━━━ SELECTED EXTRACT ━━━
Can someone give me a hint on how to solve this problem?

Question

Problem with indefinite integral, can someone give a hint to do right substitute?

$$ \int \left(\frac{x^{\frac{1}{3}}-1}{x}\right)^{\frac{5}{3}}dx$$

Answer 1

Try $x=t^3$, then $t-1 = y^3$ and use Ostrogradsky approach afterwards.
━━━
→ **WRITTEN EXERCISE 1**
In the integral thread, rewrite the part that opens with the words containing "Can someone give me" and closes with "Ostrogradsky approach afterwards.", putting "clue" in place of "hint".
→ **WRITTEN EXERCISE 2**
Turn the paragraph of the integral thread that begins "Try $x=t^3$" into a short list of steps.
The material that comes next has nothing to do with the integral thread.
━━━ GIVEN INFORMATION ━━━
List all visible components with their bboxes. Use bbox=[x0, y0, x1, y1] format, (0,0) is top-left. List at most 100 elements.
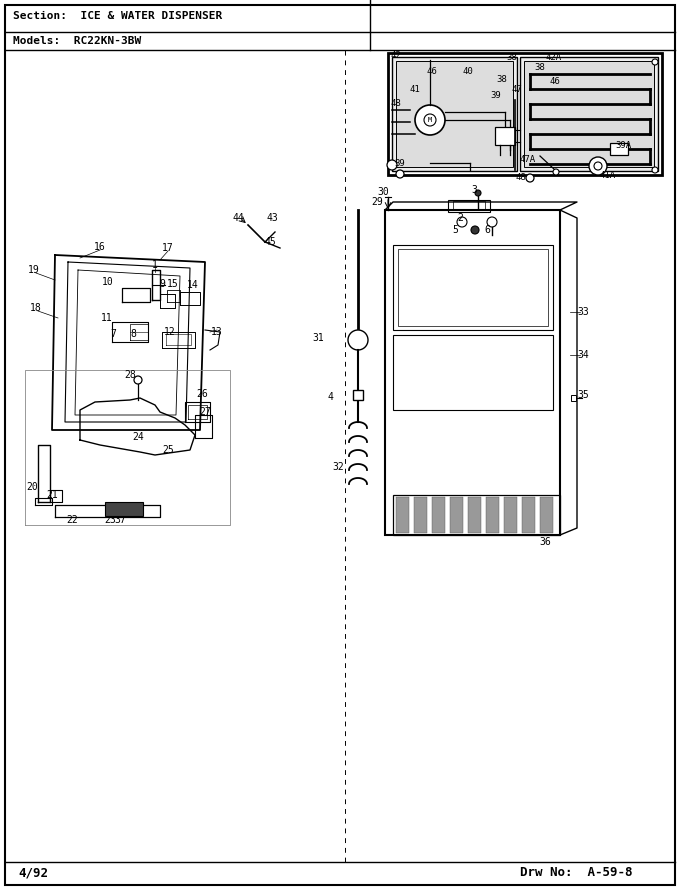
━━━
→ **TASK RESPONSE 1**
Can someone give me a clue on how to solve this problem?

Question

Problem with indefinite integral, can someone give a clue to do right substitute?

$$ \int \left(\frac{x^{\frac{1}{3}}-1}{x}\right)^{\frac{5}{3}}dx$$

Answer 1

Try $x=t^3$, then $t-1 = y^3$ and use Ostrogradsky approach afterwards.

→ **TASK RESPONSE 2**
- Substitute $x=t^3$.
- Then set $t-1 = y^3$.
- Afterwards, use the Ostrogradsky approach.